- _REQUIREMENTS_
Give the number of lines below that contain the string "Energy". Reply with the number alone.

-- start of SOURCE DATA --

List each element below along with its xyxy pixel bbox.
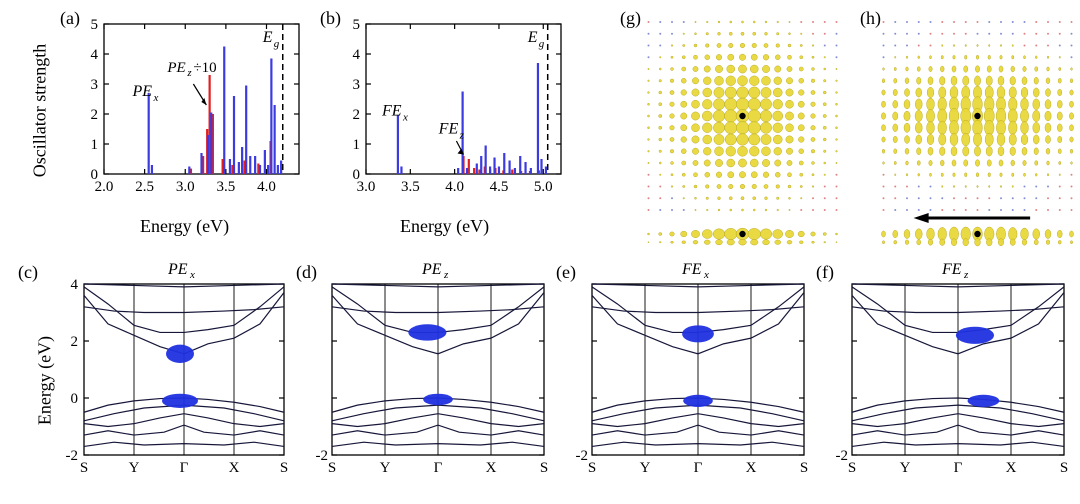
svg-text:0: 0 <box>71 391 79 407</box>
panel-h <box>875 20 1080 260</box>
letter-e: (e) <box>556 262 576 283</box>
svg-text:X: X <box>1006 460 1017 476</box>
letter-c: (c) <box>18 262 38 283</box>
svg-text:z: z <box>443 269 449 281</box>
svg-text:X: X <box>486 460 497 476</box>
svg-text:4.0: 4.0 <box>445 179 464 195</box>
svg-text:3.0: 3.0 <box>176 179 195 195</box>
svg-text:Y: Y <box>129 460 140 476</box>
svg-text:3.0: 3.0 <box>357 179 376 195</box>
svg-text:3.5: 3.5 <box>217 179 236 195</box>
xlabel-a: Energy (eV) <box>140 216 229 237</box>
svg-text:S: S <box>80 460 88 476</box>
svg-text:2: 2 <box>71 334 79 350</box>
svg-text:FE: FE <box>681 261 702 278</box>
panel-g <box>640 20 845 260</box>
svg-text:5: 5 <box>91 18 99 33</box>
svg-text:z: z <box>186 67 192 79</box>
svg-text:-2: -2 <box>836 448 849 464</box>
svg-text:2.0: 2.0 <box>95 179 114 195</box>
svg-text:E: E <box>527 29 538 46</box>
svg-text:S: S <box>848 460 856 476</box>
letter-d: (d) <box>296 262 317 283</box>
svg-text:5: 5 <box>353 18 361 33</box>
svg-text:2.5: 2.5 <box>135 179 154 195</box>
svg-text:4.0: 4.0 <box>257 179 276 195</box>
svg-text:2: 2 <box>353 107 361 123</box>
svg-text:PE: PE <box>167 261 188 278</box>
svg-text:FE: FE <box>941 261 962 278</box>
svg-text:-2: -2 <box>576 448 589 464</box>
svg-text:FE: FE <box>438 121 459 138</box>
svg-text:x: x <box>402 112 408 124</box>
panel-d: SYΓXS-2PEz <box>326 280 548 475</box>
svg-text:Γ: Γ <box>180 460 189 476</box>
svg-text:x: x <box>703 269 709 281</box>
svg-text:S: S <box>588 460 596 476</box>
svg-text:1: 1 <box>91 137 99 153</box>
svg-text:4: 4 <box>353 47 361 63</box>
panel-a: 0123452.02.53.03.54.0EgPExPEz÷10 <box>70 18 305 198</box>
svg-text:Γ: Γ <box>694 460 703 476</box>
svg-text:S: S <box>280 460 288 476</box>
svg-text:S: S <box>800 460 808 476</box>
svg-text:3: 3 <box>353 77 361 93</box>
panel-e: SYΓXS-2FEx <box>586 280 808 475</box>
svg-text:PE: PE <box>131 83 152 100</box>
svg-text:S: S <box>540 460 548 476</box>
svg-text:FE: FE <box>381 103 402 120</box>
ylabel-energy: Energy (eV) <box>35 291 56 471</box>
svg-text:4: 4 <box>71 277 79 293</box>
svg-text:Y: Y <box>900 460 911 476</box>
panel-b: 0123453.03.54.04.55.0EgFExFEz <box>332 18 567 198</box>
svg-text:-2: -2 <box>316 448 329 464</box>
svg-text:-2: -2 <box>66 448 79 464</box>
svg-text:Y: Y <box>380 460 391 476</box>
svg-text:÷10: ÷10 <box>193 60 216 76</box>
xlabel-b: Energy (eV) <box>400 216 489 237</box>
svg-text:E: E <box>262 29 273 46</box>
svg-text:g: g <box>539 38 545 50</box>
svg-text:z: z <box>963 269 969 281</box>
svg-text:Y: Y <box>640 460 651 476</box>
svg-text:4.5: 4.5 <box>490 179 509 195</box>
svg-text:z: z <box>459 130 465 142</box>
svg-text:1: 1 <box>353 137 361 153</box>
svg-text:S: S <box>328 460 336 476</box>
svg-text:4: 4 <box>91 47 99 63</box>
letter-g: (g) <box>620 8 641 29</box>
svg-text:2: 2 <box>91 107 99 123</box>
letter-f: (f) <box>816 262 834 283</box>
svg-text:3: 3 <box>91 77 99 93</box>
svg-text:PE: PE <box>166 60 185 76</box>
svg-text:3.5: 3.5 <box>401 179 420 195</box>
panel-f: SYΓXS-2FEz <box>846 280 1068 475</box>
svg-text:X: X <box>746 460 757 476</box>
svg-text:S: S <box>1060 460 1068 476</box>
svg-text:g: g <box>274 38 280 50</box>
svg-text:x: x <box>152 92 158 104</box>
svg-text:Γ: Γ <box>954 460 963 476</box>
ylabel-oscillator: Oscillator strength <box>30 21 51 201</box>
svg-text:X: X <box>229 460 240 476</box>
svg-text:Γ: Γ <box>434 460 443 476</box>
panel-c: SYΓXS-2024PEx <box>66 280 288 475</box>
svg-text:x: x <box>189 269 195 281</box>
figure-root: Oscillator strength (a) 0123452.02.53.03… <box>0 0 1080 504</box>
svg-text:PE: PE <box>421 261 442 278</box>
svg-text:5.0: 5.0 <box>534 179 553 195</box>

-- end of SOURCE DATA --

- _ANSWER TO THE TASK_
3